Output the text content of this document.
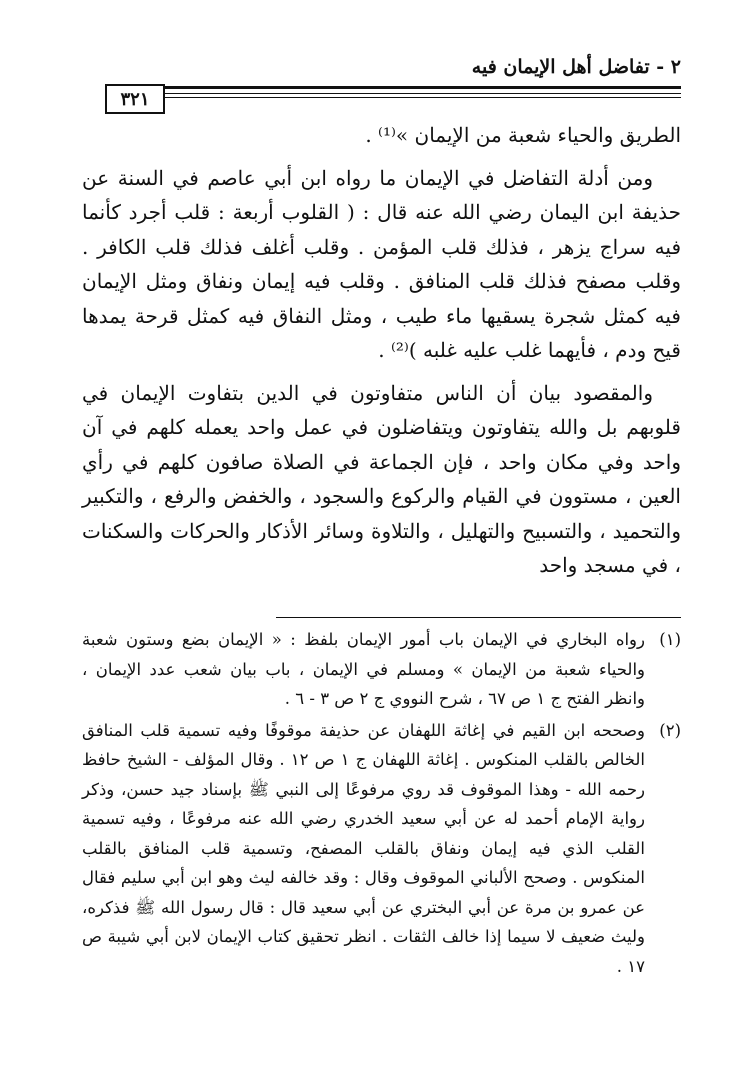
٢ - تفاضل أهل الإيمان فيه
٣٢١

الطريق والحياء شعبة من الإيمان »⁽¹⁾ .

ومن أدلة التفاضل في الإيمان ما رواه ابن أبي عاصم في السنة عن حذيفة ابن اليمان رضي الله عنه قال : ( القلوب أربعة : قلب أجرد كأنما فيه سراج يزهر ، فذلك قلب المؤمن . وقلب أغلف فذلك قلب الكافر . وقلب مصفح فذلك قلب المنافق . وقلب فيه إيمان ونفاق ومثل الإيمان فيه كمثل شجرة يسقيها ماء طيب ، ومثل النفاق فيه كمثل قرحة يمدها قيح ودم ، فأيهما غلب عليه غلبه )⁽²⁾ .

والمقصود بيان أن الناس متفاوتون في الدين بتفاوت الإيمان في قلوبهم بل والله يتفاوتون ويتفاضلون في عمل واحد يعمله كلهم في آن واحد وفي مكان واحد ، فإن الجماعة في الصلاة صافون كلهم في رأي العين ، مستوون في القيام والركوع والسجود ، والخفض والرفع ، والتكبير والتحميد ، والتسبيح والتهليل ، والتلاوة وسائر الأذكار والحركات والسكنات ، في مسجد واحد

(١)
رواه البخاري في الإيمان باب أمور الإيمان بلفظ : « الإيمان بضع وستون شعبة والحياء شعبة من الإيمان » ومسلم في الإيمان ، باب بيان شعب عدد الإيمان ، وانظر الفتح ج ١ ص ٦٧ ، شرح النووي ج ٢ ص ٣ - ٦ .
(٢)
وصححه ابن القيم في إغاثة اللهفان عن حذيفة موقوفًا وفيه تسمية قلب المنافق الخالص بالقلب المنكوس . إغاثة اللهفان ج ١ ص ١٢ . وقال المؤلف - الشيخ حافظ رحمه الله - وهذا الموقوف قد روي مرفوعًا إلى النبي ﷺ بإسناد جيد حسن، وذكر رواية الإمام أحمد له عن أبي سعيد الخدري رضي الله عنه مرفوعًا ، وفيه تسمية القلب الذي فيه إيمان ونفاق بالقلب المصفح، وتسمية قلب المنافق بالقلب المنكوس . وصحح الألباني الموقوف وقال : وقد خالفه ليث وهو ابن أبي سليم فقال عن عمرو بن مرة عن أبي البختري عن أبي سعيد قال : قال رسول الله ﷺ فذكره، وليث ضعيف لا سيما إذا خالف الثقات . انظر تحقيق كتاب الإيمان لابن أبي شيبة ص ١٧ .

### Problem statement
Write the material out again exactly as it appears, dropping the pictures.

### Solution
Output the text content of this document.
٢ - تفاضل أهل الإيمان فيه
٣٢١

الطريق والحياء شعبة من الإيمان »⁽¹⁾ .

ومن أدلة التفاضل في الإيمان ما رواه ابن أبي عاصم في السنة عن حذيفة ابن اليمان رضي الله عنه قال : ( القلوب أربعة : قلب أجرد كأنما فيه سراج يزهر ، فذلك قلب المؤمن . وقلب أغلف فذلك قلب الكافر . وقلب مصفح فذلك قلب المنافق . وقلب فيه إيمان ونفاق ومثل الإيمان فيه كمثل شجرة يسقيها ماء طيب ، ومثل النفاق فيه كمثل قرحة يمدها قيح ودم ، فأيهما غلب عليه غلبه )⁽²⁾ .

والمقصود بيان أن الناس متفاوتون في الدين بتفاوت الإيمان في قلوبهم بل والله يتفاوتون ويتفاضلون في عمل واحد يعمله كلهم في آن واحد وفي مكان واحد ، فإن الجماعة في الصلاة صافون كلهم في رأي العين ، مستوون في القيام والركوع والسجود ، والخفض والرفع ، والتكبير والتحميد ، والتسبيح والتهليل ، والتلاوة وسائر الأذكار والحركات والسكنات ، في مسجد واحد

(١)
رواه البخاري في الإيمان باب أمور الإيمان بلفظ : « الإيمان بضع وستون شعبة والحياء شعبة من الإيمان » ومسلم في الإيمان ، باب بيان شعب عدد الإيمان ، وانظر الفتح ج ١ ص ٦٧ ، شرح النووي ج ٢ ص ٣ - ٦ .
(٢)
وصححه ابن القيم في إغاثة اللهفان عن حذيفة موقوفًا وفيه تسمية قلب المنافق الخالص بالقلب المنكوس . إغاثة اللهفان ج ١ ص ١٢ . وقال المؤلف - الشيخ حافظ رحمه الله - وهذا الموقوف قد روي مرفوعًا إلى النبي ﷺ بإسناد جيد حسن، وذكر رواية الإمام أحمد له عن أبي سعيد الخدري رضي الله عنه مرفوعًا ، وفيه تسمية القلب الذي فيه إيمان ونفاق بالقلب المصفح، وتسمية قلب المنافق بالقلب المنكوس . وصحح الألباني الموقوف وقال : وقد خالفه ليث وهو ابن أبي سليم فقال عن عمرو بن مرة عن أبي البختري عن أبي سعيد قال : قال رسول الله ﷺ فذكره، وليث ضعيف لا سيما إذا خالف الثقات . انظر تحقيق كتاب الإيمان لابن أبي شيبة ص ١٧ .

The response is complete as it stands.